### Task to complete:
Please quote the material exactly, every line of it.

### Dataset excerpt:
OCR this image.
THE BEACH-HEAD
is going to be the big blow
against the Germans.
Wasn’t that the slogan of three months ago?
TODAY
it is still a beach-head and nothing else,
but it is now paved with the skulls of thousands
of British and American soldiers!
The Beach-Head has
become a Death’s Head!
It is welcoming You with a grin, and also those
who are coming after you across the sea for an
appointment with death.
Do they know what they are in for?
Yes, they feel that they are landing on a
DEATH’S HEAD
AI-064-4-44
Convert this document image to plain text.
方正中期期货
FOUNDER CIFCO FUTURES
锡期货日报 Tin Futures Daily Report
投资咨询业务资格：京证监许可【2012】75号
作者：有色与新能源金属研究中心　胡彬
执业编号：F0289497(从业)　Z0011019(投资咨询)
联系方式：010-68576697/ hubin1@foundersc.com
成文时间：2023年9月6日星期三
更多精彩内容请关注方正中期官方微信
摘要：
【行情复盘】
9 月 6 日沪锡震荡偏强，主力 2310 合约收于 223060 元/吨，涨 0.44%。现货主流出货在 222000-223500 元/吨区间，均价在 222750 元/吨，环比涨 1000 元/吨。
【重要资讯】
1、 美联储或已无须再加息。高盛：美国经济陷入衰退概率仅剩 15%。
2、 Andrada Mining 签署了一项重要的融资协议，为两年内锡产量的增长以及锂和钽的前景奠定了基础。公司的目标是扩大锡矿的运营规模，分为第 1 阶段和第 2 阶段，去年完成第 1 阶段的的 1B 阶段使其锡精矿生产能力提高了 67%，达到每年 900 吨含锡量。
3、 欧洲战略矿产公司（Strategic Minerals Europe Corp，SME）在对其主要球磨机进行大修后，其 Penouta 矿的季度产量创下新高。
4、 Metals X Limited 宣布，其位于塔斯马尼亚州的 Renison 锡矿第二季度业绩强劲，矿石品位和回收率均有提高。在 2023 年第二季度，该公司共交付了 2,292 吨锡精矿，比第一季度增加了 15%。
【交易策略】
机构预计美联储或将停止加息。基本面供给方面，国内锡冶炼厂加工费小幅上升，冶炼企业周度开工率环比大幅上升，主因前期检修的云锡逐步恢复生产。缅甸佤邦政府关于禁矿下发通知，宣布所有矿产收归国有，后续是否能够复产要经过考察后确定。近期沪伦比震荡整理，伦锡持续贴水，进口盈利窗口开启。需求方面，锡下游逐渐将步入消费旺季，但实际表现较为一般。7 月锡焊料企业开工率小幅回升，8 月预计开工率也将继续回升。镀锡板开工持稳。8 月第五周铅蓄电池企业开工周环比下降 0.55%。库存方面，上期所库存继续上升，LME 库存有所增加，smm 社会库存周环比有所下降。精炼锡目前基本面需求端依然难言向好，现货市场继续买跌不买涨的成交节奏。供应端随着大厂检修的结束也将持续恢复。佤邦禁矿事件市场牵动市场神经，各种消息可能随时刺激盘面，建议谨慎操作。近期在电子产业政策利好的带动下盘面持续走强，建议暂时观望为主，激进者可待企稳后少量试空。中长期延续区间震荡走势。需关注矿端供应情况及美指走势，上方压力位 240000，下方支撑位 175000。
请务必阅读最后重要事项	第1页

### Exercise output:
OCR this image.
THE BEACH-HEAD
is going to be the big blow
against the Germans.
Wasn’t that the slogan of three months ago?
TODAY
it is still a beach-head and nothing else,
but it is now paved with the skulls of thousands
of British and American soldiers!
The Beach-Head has
become a Death’s Head!
It is welcoming You with a grin, and also those
who are coming after you across the sea for an
appointment with death.
Do they know what they are in for?
Yes, they feel that they are landing on a
DEATH’S HEAD
AI-064-4-44
Convert this document image to plain text.
方正中期期货
FOUNDER CIFCO FUTURES
锡期货日报 Tin Futures Daily Report
投资咨询业务资格：京证监许可【2012】75号
作者：有色与新能源金属研究中心　胡彬
执业编号：F0289497(从业)　Z0011019(投资咨询)
联系方式：010-68576697/ hubin1@foundersc.com
成文时间：2023年9月6日星期三
更多精彩内容请关注方正中期官方微信
摘要：
【行情复盘】
9 月 6 日沪锡震荡偏强，主力 2310 合约收于 223060 元/吨，涨 0.44%。现货主流出货在 222000-223500 元/吨区间，均价在 222750 元/吨，环比涨 1000 元/吨。
【重要资讯】
1、 美联储或已无须再加息。高盛：美国经济陷入衰退概率仅剩 15%。
2、 Andrada Mining 签署了一项重要的融资协议，为两年内锡产量的增长以及锂和钽的前景奠定了基础。公司的目标是扩大锡矿的运营规模，分为第 1 阶段和第 2 阶段，去年完成第 1 阶段的的 1B 阶段使其锡精矿生产能力提高了 67%，达到每年 900 吨含锡量。
3、 欧洲战略矿产公司（Strategic Minerals Europe Corp，SME）在对其主要球磨机进行大修后，其 Penouta 矿的季度产量创下新高。
4、 Metals X Limited 宣布，其位于塔斯马尼亚州的 Renison 锡矿第二季度业绩强劲，矿石品位和回收率均有提高。在 2023 年第二季度，该公司共交付了 2,292 吨锡精矿，比第一季度增加了 15%。
【交易策略】
机构预计美联储或将停止加息。基本面供给方面，国内锡冶炼厂加工费小幅上升，冶炼企业周度开工率环比大幅上升，主因前期检修的云锡逐步恢复生产。缅甸佤邦政府关于禁矿下发通知，宣布所有矿产收归国有，后续是否能够复产要经过考察后确定。近期沪伦比震荡整理，伦锡持续贴水，进口盈利窗口开启。需求方面，锡下游逐渐将步入消费旺季，但实际表现较为一般。7 月锡焊料企业开工率小幅回升，8 月预计开工率也将继续回升。镀锡板开工持稳。8 月第五周铅蓄电池企业开工周环比下降 0.55%。库存方面，上期所库存继续上升，LME 库存有所增加，smm 社会库存周环比有所下降。精炼锡目前基本面需求端依然难言向好，现货市场继续买跌不买涨的成交节奏。供应端随着大厂检修的结束也将持续恢复。佤邦禁矿事件市场牵动市场神经，各种消息可能随时刺激盘面，建议谨慎操作。近期在电子产业政策利好的带动下盘面持续走强，建议暂时观望为主，激进者可待企稳后少量试空。中长期延续区间震荡走势。需关注矿端供应情况及美指走势，上方压力位 240000，下方支撑位 175000。
请务必阅读最后重要事项	第1页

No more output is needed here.